» Work to do
Extract every record, exactly as written, and ignore the pictures.

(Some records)
────
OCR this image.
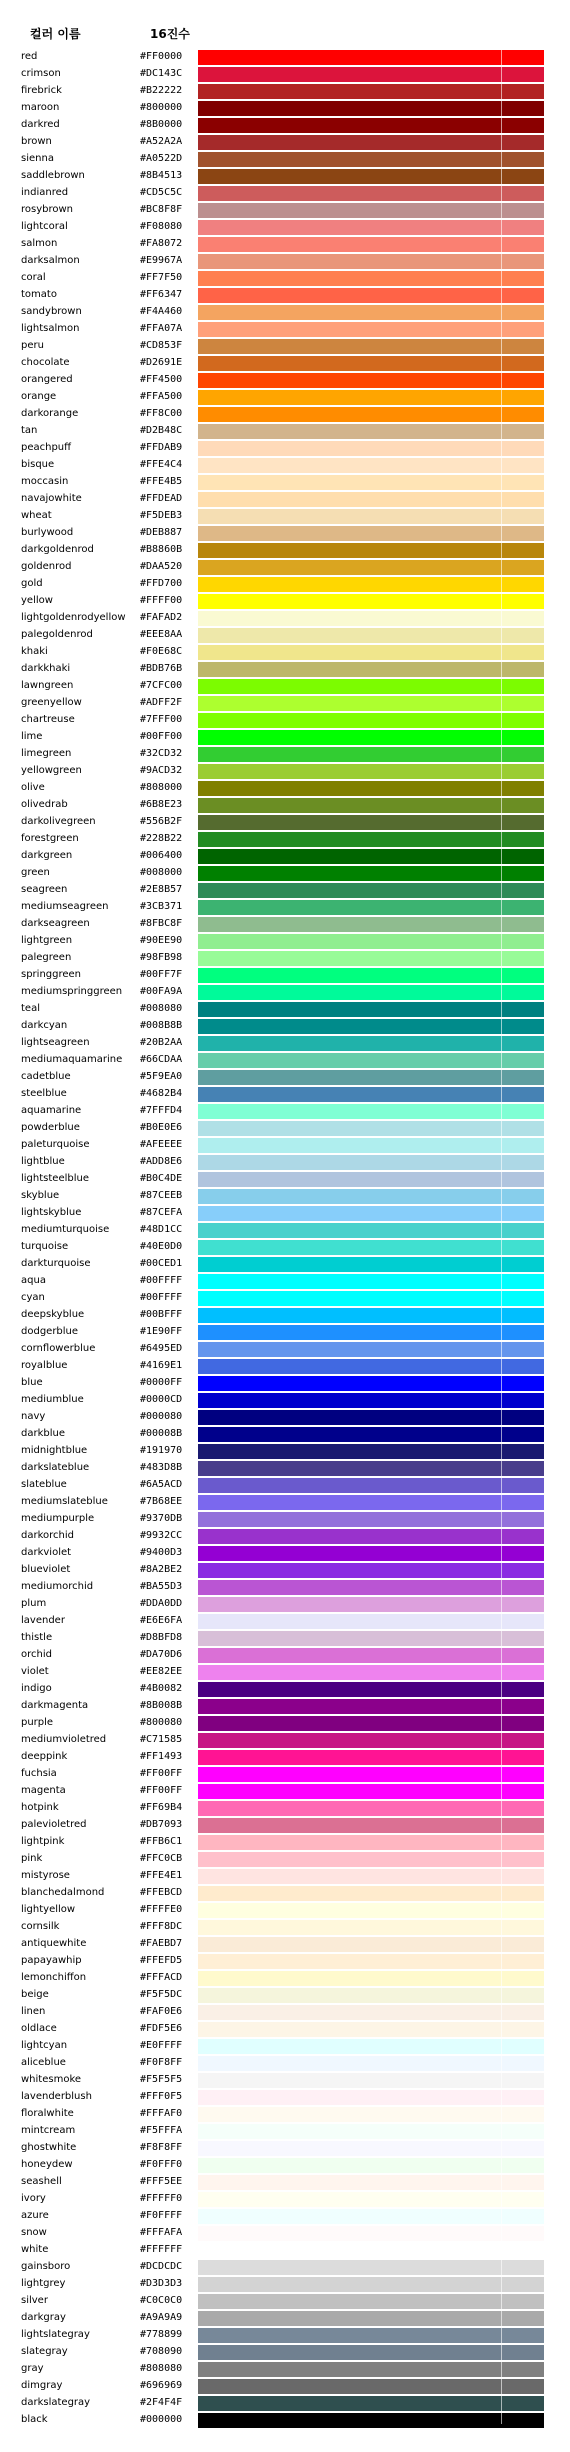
컬러 이름	16진수
red	#FF0000
crimson	#DC143C
firebrick	#B22222
maroon	#800000
darkred	#8B0000
brown	#A52A2A
sienna	#A0522D
saddlebrown	#8B4513
indianred	#CD5C5C
rosybrown	#BC8F8F
lightcoral	#F08080
salmon	#FA8072
darksalmon	#E9967A
coral	#FF7F50
tomato	#FF6347
sandybrown	#F4A460
lightsalmon	#FFA07A
peru	#CD853F
chocolate	#D2691E
orangered	#FF4500
orange	#FFA500
darkorange	#FF8C00
tan	#D2B48C
peachpuff	#FFDAB9
bisque	#FFE4C4
moccasin	#FFE4B5
navajowhite	#FFDEAD
wheat	#F5DEB3
burlywood	#DEB887
darkgoldenrod	#B8860B
goldenrod	#DAA520
gold	#FFD700
yellow	#FFFF00
lightgoldenrodyellow #FAFAD2
palegoldenrod	#EEE8AA
khaki	#F0E68C
darkkhaki	#BDB76B
lawngreen	#7CFC00
greenyellow	#ADFF2F
chartreuse	#7FFF00
lime	#00FF00
limegreen	#32CD32
yellowgreen	#9ACD32
olive	#808000
olivedrab	#6B8E23
darkolivegreen	#556B2F
forestgreen	#228B22
darkgreen	#006400
green	#008000
seagreen	#2E8B57
mediumseagreen	#3CB371
darkseagreen	#8FBC8F
lightgreen	#90EE90
palegreen	#98FB98
springgreen	#00FF7F
mediumspringgreen #00FA9A
teal	#008080
darkcyan	#008B8B
lightseagreen	#20B2AA
mediumaquamarine #66CDAA
cadetblue	#5F9EA0
steelblue	#4682B4
aquamarine	#7FFFD4
powderblue	#B0E0E6
paleturquoise	#AFEEEE
lightblue	#ADD8E6
lightsteelblue	#B0C4DE
skyblue	#87CEEB
lightskyblue	#87CEFA
mediumturquoise	#48D1CC
turquoise	#40E0D0
darkturquoise	#00CED1
aqua	#00FFFF
cyan	#00FFFF
deepskyblue	#00BFFF
dodgerblue	#1E90FF
cornflowerblue	#6495ED
royalblue	#4169E1
blue	#0000FF
mediumblue	#0000CD
navy	#000080
darkblue	#00008B
midnightblue	#191970
darkslateblue	#483D8B
slateblue	#6A5ACD
mediumslateblue	#7B68EE
mediumpurple	#9370DB
darkorchid	#9932CC
darkviolet	#9400D3
blueviolet	#8A2BE2
mediumorchid	#BA55D3
plum	#DDA0DD
lavender	#E6E6FA
thistle	#D8BFD8
orchid	#DA70D6
violet	#EE82EE
indigo	#4B0082
darkmagenta	#8B008B
purple	#800080
mediumvioletred	#C71585
deeppink	#FF1493
fuchsia	#FF00FF
magenta	#FF00FF
hotpink	#FF69B4
palevioletred	#DB7093
lightpink	#FFB6C1
pink	#FFC0CB
mistyrose	#FFE4E1
blanchedalmond	#FFEBCD
lightyellow	#FFFFE0
cornsilk	#FFF8DC
antiquewhite	#FAEBD7
papayawhip	#FFEFD5
lemonchiffon	#FFFACD
beige	#F5F5DC
linen	#FAF0E6
oldlace	#FDF5E6
lightcyan	#E0FFFF
aliceblue	#F0F8FF
whitesmoke	#F5F5F5
lavenderblush	#FFF0F5
floralwhite	#FFFAF0
mintcream	#F5FFFA
ghostwhite	#F8F8FF
honeydew	#F0FFF0
seashell	#FFF5EE
ivory	#FFFFF0
azure	#F0FFFF
snow	#FFFAFA
white	#FFFFFF
gainsboro	#DCDCDC
lightgrey	#D3D3D3
silver	#C0C0C0
darkgray	#A9A9A9
lightslategray	#778899
slategray	#708090
gray	#808080
dimgray	#696969
darkslategray	#2F4F4F
black	#000000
────
» Written reply
OCR this image.
컬러 이름	16진수
red	#FF0000
crimson	#DC143C
firebrick	#B22222
maroon	#800000
darkred	#8B0000
brown	#A52A2A
sienna	#A0522D
saddlebrown	#8B4513
indianred	#CD5C5C
rosybrown	#BC8F8F
lightcoral	#F08080
salmon	#FA8072
darksalmon	#E9967A
coral	#FF7F50
tomato	#FF6347
sandybrown	#F4A460
lightsalmon	#FFA07A
peru	#CD853F
chocolate	#D2691E
orangered	#FF4500
orange	#FFA500
darkorange	#FF8C00
tan	#D2B48C
peachpuff	#FFDAB9
bisque	#FFE4C4
moccasin	#FFE4B5
navajowhite	#FFDEAD
wheat	#F5DEB3
burlywood	#DEB887
darkgoldenrod	#B8860B
goldenrod	#DAA520
gold	#FFD700
yellow	#FFFF00
lightgoldenrodyellow #FAFAD2
palegoldenrod	#EEE8AA
khaki	#F0E68C
darkkhaki	#BDB76B
lawngreen	#7CFC00
greenyellow	#ADFF2F
chartreuse	#7FFF00
lime	#00FF00
limegreen	#32CD32
yellowgreen	#9ACD32
olive	#808000
olivedrab	#6B8E23
darkolivegreen	#556B2F
forestgreen	#228B22
darkgreen	#006400
green	#008000
seagreen	#2E8B57
mediumseagreen	#3CB371
darkseagreen	#8FBC8F
lightgreen	#90EE90
palegreen	#98FB98
springgreen	#00FF7F
mediumspringgreen #00FA9A
teal	#008080
darkcyan	#008B8B
lightseagreen	#20B2AA
mediumaquamarine #66CDAA
cadetblue	#5F9EA0
steelblue	#4682B4
aquamarine	#7FFFD4
powderblue	#B0E0E6
paleturquoise	#AFEEEE
lightblue	#ADD8E6
lightsteelblue	#B0C4DE
skyblue	#87CEEB
lightskyblue	#87CEFA
mediumturquoise	#48D1CC
turquoise	#40E0D0
darkturquoise	#00CED1
aqua	#00FFFF
cyan	#00FFFF
deepskyblue	#00BFFF
dodgerblue	#1E90FF
cornflowerblue	#6495ED
royalblue	#4169E1
blue	#0000FF
mediumblue	#0000CD
navy	#000080
darkblue	#00008B
midnightblue	#191970
darkslateblue	#483D8B
slateblue	#6A5ACD
mediumslateblue	#7B68EE
mediumpurple	#9370DB
darkorchid	#9932CC
darkviolet	#9400D3
blueviolet	#8A2BE2
mediumorchid	#BA55D3
plum	#DDA0DD
lavender	#E6E6FA
thistle	#D8BFD8
orchid	#DA70D6
violet	#EE82EE
indigo	#4B0082
darkmagenta	#8B008B
purple	#800080
mediumvioletred	#C71585
deeppink	#FF1493
fuchsia	#FF00FF
magenta	#FF00FF
hotpink	#FF69B4
palevioletred	#DB7093
lightpink	#FFB6C1
pink	#FFC0CB
mistyrose	#FFE4E1
blanchedalmond	#FFEBCD
lightyellow	#FFFFE0
cornsilk	#FFF8DC
antiquewhite	#FAEBD7
papayawhip	#FFEFD5
lemonchiffon	#FFFACD
beige	#F5F5DC
linen	#FAF0E6
oldlace	#FDF5E6
lightcyan	#E0FFFF
aliceblue	#F0F8FF
whitesmoke	#F5F5F5
lavenderblush	#FFF0F5
floralwhite	#FFFAF0
mintcream	#F5FFFA
ghostwhite	#F8F8FF
honeydew	#F0FFF0
seashell	#FFF5EE
ivory	#FFFFF0
azure	#F0FFFF
snow	#FFFAFA
white	#FFFFFF
gainsboro	#DCDCDC
lightgrey	#D3D3D3
silver	#C0C0C0
darkgray	#A9A9A9
lightslategray	#778899
slategray	#708090
gray	#808080
dimgray	#696969
darkslategray	#2F4F4F
black	#000000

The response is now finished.